#### Challenge:
Find the number of lines below in which the word "五年级统考期末" appears, and write that number only.
______
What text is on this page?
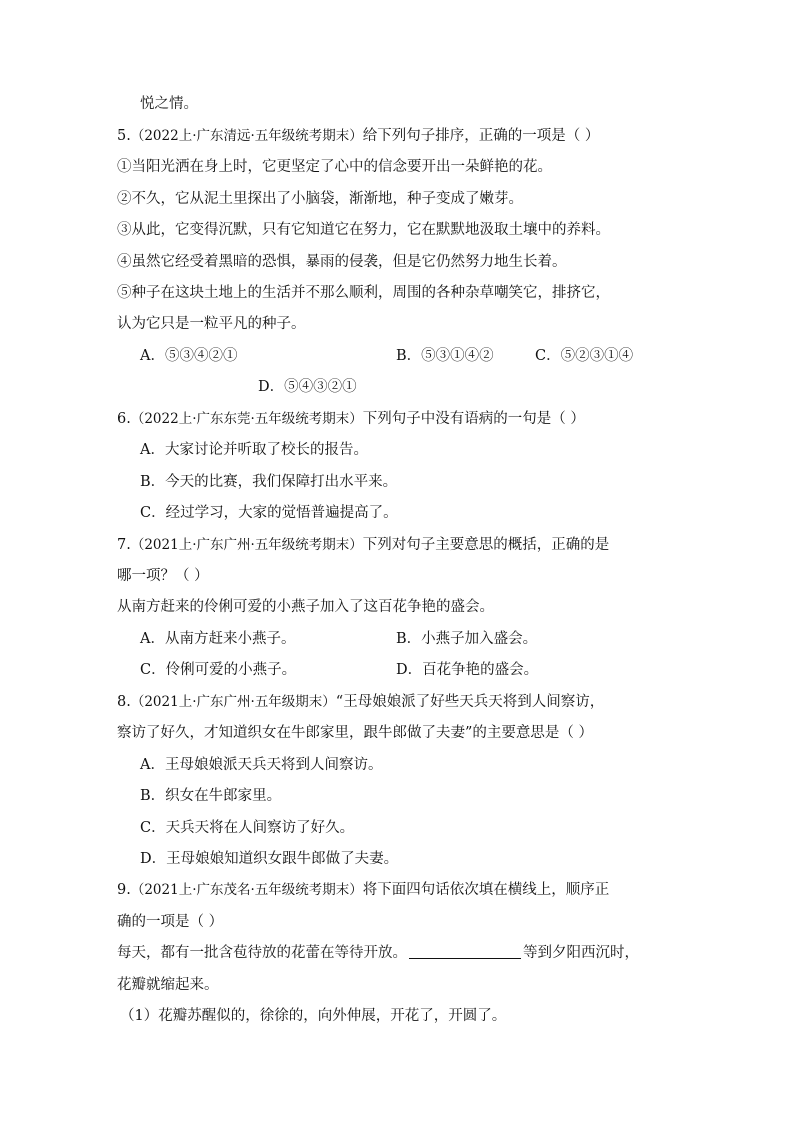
悦之情。
5.（2022上·广东清远·五年级统考期末）给下列句子排序，正确的一项是（ ）
①当阳光洒在身上时，它更坚定了心中的信念要开出一朵鲜艳的花。
②不久，它从泥土里探出了小脑袋，渐渐地，种子变成了嫩芽。
③从此，它变得沉默，只有它知道它在努力，它在默默地汲取土壤中的养料。
④虽然它经受着黑暗的恐惧，暴雨的侵袭，但是它仍然努力地生长着。
⑤种子在这块土地上的生活并不那么顺利，周围的各种杂草嘲笑它，排挤它，
认为它只是一粒平凡的种子。
A．⑤③④②①	B．⑤③①④②	C．⑤②③①④
D．⑤④③②①
6.（2022上·广东东莞·五年级统考期末）下列句子中没有语病的一句是（ ）
A．大家讨论并听取了校长的报告。
B．今天的比赛，我们保障打出水平来。
C．经过学习，大家的觉悟普遍提高了。
7.（2021上·广东广州·五年级统考期末）下列对句子主要意思的概括，正确的是
哪一项？（ ）
从南方赶来的伶俐可爱的小燕子加入了这百花争艳的盛会。
A．从南方赶来小燕子。	B．小燕子加入盛会。
C．伶俐可爱的小燕子。	D．百花争艳的盛会。
8.（2021上·广东广州·五年级期末）“王母娘娘派了好些天兵天将到人间察访，
察访了好久，才知道织女在牛郎家里，跟牛郎做了夫妻”的主要意思是（ ）
A．王母娘娘派天兵天将到人间察访。
B．织女在牛郎家里。
C．天兵天将在人间察访了好久。
D．王母娘娘知道织女跟牛郎做了夫妻。
9.（2021上·广东茂名·五年级统考期末）将下面四句话依次填在横线上，顺序正
确的一项是（ ）
每天，都有一批含苞待放的花蕾在等待开放。	等到夕阳西沉时，
花瓣就缩起来。
（1）花瓣苏醒似的，徐徐的，向外伸展，开花了，开圆了。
______
#### Task answer:
4